PROBLEM REQUIREMENTS |
Pick out all lines of the entries that include the word "text" and copy them.

AVAILABLE RECORDS |
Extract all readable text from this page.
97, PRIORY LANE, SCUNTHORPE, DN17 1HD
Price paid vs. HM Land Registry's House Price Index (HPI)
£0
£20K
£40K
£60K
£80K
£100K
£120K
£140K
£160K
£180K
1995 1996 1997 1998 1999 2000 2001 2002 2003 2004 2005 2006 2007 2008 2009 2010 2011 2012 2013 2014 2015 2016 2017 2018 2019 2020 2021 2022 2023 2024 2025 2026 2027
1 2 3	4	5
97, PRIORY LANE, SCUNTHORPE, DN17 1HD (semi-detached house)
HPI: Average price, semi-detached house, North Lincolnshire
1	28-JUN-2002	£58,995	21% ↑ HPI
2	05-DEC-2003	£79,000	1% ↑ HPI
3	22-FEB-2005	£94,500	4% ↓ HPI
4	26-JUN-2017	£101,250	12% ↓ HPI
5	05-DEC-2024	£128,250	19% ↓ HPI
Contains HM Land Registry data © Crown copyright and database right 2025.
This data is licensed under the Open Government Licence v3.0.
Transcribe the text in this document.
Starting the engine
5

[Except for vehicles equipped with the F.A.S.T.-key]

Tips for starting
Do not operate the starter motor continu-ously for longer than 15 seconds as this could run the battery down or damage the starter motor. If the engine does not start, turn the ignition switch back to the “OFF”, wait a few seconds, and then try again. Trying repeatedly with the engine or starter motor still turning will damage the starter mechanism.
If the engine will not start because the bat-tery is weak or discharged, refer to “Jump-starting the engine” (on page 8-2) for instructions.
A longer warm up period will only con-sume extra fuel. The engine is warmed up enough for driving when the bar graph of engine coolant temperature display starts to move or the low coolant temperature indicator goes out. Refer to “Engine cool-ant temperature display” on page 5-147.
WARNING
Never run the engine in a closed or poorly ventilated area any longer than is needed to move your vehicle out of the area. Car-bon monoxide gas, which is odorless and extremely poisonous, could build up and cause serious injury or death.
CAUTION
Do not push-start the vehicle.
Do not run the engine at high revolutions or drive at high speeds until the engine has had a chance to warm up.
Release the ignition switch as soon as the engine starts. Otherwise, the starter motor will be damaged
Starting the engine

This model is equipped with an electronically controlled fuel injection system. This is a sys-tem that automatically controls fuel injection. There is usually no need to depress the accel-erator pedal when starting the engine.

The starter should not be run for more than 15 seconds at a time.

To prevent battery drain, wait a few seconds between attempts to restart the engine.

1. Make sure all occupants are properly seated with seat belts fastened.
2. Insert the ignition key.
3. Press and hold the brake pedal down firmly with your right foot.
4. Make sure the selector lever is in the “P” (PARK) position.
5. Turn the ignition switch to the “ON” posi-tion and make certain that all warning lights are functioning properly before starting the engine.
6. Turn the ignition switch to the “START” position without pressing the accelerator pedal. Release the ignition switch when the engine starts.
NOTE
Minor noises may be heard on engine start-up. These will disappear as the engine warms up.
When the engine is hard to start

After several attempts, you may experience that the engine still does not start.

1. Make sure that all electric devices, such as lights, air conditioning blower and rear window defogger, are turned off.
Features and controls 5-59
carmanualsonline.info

WRITTEN RESPONSE |
Extract all readable text from this page.
Transcribe the text in this document.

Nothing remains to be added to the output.